╭─ INFORMATION PROVIDED
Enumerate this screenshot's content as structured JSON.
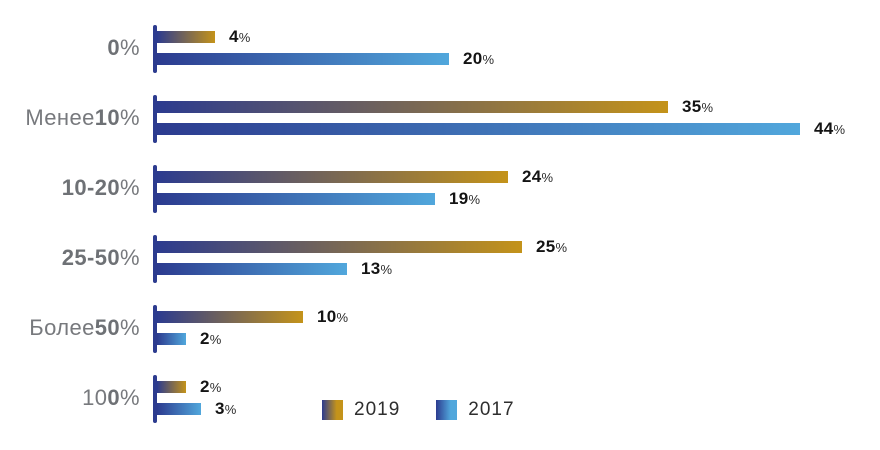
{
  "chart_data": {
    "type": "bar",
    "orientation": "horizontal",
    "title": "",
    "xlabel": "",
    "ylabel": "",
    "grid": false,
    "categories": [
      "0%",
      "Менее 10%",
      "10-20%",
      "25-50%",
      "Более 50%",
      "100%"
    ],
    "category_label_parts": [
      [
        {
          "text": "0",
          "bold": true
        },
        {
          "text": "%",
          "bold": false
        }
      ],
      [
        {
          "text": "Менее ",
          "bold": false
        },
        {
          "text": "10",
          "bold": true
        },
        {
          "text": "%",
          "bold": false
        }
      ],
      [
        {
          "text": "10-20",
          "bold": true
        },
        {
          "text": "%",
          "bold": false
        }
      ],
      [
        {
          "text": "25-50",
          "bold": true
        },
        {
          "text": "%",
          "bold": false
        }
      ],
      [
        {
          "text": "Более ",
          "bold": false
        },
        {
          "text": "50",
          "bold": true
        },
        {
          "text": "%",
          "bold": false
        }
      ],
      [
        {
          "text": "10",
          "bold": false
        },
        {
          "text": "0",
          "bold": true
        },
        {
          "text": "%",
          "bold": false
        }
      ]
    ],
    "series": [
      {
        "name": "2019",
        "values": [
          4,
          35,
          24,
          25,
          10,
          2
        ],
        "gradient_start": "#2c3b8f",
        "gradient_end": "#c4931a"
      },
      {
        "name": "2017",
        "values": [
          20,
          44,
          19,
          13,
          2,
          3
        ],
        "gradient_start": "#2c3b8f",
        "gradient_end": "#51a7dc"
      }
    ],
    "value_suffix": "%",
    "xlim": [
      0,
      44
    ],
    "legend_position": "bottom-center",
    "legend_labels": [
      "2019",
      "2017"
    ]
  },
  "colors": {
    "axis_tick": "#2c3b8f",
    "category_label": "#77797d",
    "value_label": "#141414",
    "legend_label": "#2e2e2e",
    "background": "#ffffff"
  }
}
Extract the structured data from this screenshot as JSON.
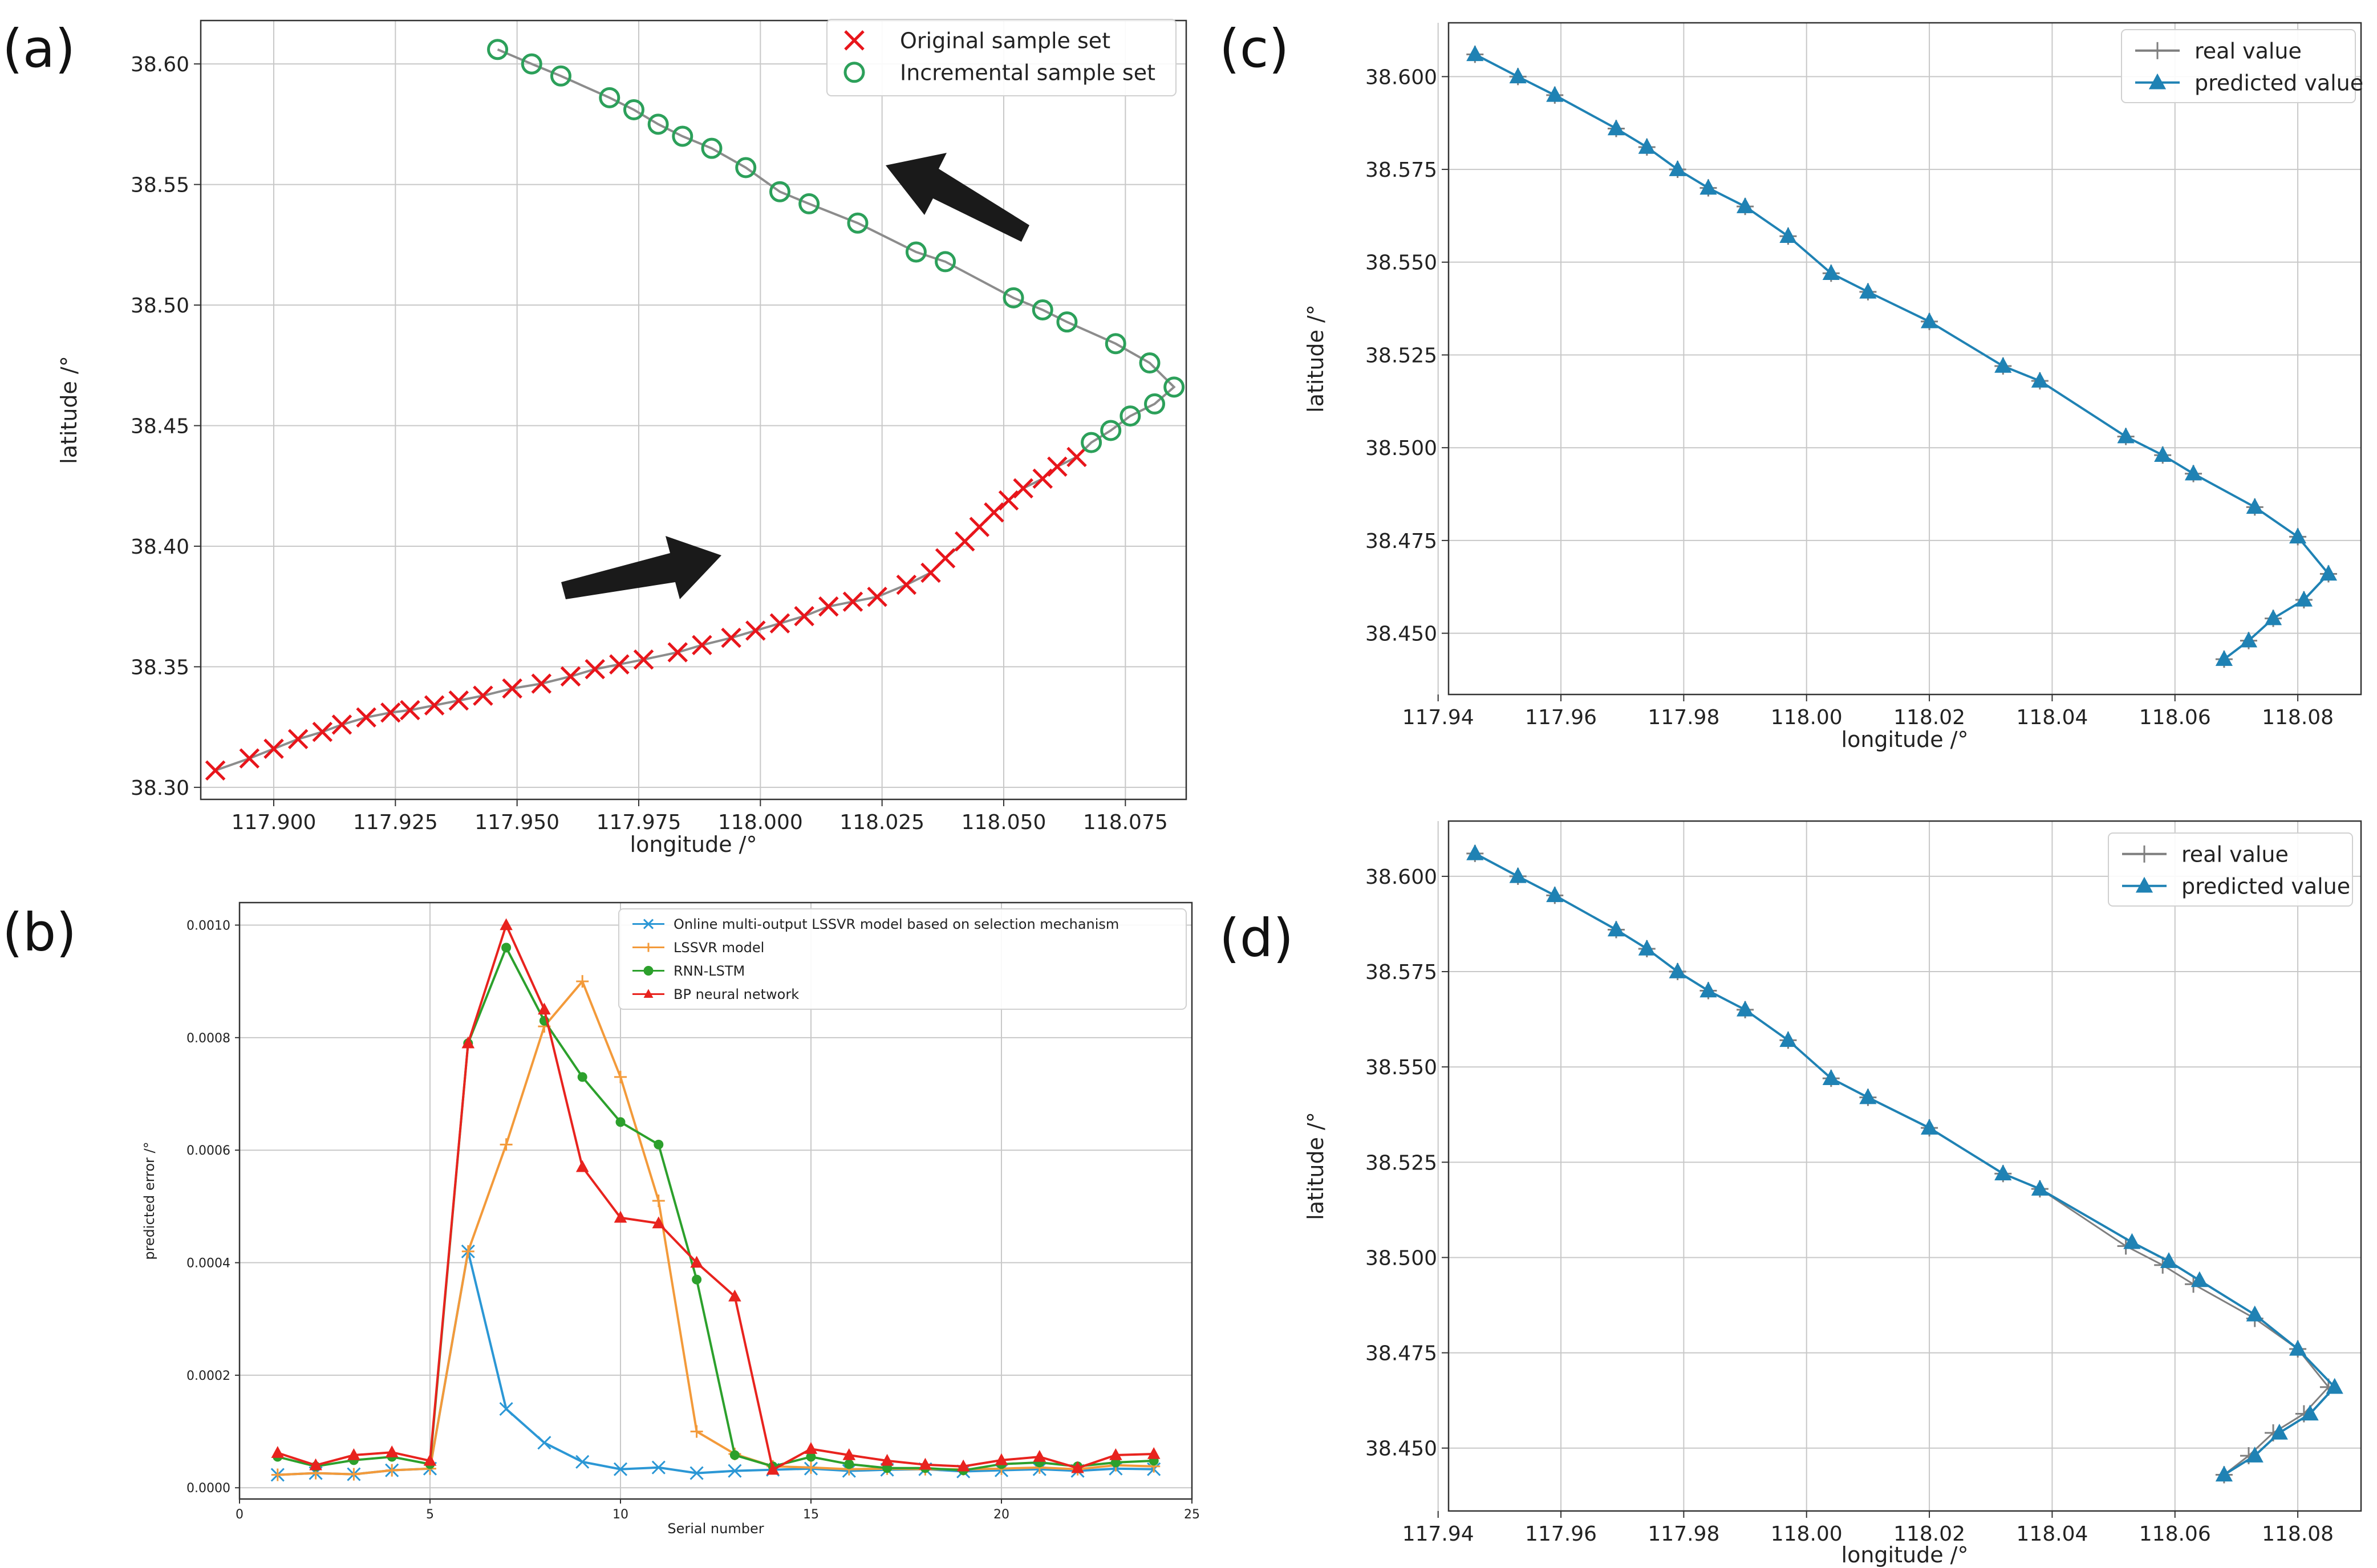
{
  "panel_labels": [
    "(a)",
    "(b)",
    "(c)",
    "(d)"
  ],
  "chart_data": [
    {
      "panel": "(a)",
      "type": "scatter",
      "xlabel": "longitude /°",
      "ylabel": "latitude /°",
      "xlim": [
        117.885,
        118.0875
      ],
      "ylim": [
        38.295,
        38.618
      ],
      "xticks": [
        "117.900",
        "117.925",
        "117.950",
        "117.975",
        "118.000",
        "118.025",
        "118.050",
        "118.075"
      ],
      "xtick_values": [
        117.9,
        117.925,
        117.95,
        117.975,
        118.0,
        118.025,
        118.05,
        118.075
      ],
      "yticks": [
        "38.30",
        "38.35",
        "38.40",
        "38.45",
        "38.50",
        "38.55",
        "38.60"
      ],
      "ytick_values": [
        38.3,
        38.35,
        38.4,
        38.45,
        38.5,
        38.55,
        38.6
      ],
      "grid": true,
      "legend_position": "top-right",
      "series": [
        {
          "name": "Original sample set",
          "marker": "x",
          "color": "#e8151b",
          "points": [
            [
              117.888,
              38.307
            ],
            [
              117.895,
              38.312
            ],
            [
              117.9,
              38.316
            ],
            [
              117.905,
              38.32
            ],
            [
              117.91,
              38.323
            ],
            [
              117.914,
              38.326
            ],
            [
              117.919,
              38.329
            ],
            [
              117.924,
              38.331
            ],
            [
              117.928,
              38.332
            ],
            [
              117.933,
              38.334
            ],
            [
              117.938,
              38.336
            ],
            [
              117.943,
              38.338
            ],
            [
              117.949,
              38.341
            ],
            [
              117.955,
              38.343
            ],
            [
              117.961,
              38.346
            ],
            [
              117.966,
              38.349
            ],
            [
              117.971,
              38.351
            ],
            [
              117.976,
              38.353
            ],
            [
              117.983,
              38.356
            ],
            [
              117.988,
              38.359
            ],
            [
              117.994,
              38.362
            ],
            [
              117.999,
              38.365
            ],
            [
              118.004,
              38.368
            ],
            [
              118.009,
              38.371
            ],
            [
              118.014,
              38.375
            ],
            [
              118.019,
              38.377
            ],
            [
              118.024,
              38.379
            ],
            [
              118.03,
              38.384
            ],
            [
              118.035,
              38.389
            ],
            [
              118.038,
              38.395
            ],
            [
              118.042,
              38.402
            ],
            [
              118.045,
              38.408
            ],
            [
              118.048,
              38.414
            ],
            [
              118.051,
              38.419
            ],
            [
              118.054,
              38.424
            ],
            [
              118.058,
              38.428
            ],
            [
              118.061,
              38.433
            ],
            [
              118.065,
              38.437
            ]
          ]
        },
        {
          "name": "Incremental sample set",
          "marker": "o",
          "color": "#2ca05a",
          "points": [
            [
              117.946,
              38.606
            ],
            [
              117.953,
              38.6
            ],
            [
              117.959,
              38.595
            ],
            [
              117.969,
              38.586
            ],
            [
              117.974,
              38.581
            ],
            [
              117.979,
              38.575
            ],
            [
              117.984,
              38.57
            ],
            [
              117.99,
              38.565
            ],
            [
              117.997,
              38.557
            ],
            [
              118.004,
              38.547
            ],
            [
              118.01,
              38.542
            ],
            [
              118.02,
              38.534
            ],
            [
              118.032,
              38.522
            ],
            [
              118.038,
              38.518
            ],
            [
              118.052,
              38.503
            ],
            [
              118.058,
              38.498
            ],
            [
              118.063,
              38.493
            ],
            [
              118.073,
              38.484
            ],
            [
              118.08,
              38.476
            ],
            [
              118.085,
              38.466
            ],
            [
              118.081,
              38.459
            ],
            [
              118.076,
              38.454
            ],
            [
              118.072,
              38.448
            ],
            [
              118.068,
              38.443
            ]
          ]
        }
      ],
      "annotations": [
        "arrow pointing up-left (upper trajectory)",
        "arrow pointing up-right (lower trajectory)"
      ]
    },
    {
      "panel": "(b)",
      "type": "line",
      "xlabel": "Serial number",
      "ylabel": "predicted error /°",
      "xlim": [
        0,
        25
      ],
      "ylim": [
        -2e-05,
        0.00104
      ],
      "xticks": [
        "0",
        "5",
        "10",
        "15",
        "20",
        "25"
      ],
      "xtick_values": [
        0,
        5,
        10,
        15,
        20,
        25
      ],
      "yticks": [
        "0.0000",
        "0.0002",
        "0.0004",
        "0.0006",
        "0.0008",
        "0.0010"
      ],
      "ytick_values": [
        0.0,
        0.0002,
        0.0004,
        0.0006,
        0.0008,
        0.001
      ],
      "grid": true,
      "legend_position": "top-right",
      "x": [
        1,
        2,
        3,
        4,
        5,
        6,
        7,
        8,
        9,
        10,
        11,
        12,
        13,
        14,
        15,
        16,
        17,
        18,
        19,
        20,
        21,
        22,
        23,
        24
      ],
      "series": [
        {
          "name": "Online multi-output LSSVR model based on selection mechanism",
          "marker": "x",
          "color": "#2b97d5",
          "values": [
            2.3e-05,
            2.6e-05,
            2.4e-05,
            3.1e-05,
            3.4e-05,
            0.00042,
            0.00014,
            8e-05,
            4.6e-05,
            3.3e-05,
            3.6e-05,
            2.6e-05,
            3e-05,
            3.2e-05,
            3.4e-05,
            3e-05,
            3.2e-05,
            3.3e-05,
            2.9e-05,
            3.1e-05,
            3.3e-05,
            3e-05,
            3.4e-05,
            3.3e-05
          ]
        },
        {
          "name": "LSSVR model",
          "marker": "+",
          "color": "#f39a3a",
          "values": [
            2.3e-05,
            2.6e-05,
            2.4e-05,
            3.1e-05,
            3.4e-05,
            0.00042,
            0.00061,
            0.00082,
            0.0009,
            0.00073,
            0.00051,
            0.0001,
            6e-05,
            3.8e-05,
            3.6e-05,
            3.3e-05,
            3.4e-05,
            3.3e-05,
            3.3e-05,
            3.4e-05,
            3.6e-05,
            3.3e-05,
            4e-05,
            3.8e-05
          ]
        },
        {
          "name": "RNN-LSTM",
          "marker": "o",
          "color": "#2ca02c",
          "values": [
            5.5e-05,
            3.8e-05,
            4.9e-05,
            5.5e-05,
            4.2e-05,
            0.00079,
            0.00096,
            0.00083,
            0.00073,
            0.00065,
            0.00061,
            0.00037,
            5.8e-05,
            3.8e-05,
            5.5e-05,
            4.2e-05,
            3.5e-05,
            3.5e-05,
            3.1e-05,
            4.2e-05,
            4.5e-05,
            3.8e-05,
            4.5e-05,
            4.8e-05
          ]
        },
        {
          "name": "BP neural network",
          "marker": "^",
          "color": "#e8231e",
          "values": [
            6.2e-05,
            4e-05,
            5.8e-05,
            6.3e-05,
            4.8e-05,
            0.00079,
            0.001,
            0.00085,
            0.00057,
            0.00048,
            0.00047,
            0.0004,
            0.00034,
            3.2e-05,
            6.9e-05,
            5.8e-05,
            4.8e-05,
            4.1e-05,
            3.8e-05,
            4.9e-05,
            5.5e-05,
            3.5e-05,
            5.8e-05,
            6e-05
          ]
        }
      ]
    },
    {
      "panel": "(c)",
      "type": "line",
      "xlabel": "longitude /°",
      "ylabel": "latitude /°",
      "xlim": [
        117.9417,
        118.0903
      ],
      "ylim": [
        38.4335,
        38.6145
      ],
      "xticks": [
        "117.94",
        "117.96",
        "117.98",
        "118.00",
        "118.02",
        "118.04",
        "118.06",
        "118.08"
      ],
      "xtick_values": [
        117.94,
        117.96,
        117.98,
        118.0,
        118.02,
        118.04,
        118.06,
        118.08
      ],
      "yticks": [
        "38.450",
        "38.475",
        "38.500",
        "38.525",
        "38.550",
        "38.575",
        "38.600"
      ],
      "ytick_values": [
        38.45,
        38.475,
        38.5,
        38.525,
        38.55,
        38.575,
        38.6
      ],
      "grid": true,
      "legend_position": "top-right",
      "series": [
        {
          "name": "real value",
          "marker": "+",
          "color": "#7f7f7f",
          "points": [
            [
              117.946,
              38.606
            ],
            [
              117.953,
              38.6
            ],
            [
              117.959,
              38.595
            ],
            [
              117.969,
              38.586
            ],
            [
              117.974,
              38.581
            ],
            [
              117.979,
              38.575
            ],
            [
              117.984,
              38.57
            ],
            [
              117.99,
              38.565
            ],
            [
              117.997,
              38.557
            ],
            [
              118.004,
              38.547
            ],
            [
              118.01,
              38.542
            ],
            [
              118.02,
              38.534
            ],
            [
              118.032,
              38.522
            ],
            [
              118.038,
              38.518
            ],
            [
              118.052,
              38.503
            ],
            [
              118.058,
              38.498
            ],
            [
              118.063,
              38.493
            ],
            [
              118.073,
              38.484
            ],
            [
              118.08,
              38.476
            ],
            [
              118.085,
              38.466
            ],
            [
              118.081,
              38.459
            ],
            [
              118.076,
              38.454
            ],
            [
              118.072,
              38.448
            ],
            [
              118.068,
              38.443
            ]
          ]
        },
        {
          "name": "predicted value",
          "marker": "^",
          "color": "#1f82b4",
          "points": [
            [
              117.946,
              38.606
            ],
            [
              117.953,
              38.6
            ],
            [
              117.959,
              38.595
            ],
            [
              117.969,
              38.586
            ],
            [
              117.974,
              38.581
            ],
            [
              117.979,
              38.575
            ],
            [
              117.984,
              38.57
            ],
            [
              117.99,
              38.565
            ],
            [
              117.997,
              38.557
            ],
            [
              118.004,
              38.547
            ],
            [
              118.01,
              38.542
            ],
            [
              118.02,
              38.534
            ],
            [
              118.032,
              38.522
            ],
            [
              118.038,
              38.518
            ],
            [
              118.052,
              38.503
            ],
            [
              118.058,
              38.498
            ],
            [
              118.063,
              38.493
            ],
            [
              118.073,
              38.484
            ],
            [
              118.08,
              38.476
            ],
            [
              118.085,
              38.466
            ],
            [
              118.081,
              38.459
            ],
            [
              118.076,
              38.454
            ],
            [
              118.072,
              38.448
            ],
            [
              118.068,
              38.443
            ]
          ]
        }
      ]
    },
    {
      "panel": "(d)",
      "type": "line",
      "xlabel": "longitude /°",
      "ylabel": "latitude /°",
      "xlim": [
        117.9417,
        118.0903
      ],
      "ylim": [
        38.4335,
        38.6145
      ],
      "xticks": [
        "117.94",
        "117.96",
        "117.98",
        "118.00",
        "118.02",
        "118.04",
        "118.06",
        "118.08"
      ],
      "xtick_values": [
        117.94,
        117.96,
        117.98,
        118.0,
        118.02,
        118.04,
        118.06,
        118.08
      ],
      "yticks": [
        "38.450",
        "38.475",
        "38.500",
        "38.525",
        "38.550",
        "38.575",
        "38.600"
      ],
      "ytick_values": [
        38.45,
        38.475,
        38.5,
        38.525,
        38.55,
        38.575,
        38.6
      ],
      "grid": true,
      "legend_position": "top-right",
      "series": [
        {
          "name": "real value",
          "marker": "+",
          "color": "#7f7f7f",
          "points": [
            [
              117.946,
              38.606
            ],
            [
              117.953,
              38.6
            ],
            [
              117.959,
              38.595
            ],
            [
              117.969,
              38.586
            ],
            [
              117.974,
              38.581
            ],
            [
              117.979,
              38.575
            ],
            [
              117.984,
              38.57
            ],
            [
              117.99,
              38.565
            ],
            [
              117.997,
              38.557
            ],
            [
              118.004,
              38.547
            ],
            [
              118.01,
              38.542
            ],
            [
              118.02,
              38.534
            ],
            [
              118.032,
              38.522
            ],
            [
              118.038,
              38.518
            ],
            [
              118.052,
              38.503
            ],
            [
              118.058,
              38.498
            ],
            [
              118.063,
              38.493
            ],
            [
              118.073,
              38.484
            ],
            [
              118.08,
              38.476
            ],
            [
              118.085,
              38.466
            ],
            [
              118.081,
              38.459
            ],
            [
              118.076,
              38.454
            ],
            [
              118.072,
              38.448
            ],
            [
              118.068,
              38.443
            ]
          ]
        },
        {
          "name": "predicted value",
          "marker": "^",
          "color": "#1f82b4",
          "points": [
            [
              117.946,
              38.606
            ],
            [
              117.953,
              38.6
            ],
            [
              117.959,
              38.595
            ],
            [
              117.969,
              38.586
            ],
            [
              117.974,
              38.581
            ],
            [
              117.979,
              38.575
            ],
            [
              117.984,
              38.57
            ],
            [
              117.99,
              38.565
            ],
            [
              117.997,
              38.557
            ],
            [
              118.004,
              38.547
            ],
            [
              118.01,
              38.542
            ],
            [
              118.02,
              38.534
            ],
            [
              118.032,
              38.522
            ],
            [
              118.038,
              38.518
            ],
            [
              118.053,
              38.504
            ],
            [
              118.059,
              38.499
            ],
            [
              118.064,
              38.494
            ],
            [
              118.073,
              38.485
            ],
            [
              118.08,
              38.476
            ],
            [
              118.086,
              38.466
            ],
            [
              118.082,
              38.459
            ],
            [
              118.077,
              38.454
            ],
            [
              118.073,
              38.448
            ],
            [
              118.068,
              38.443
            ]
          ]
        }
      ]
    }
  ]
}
╰─
▸ **GOAL**
Go through the data and gather every line that holds "LSSVR".

▸ **WRITTEN REPLY**
          "name": "Online multi-output LSSVR model based on selection mechanism",
          "name": "LSSVR model",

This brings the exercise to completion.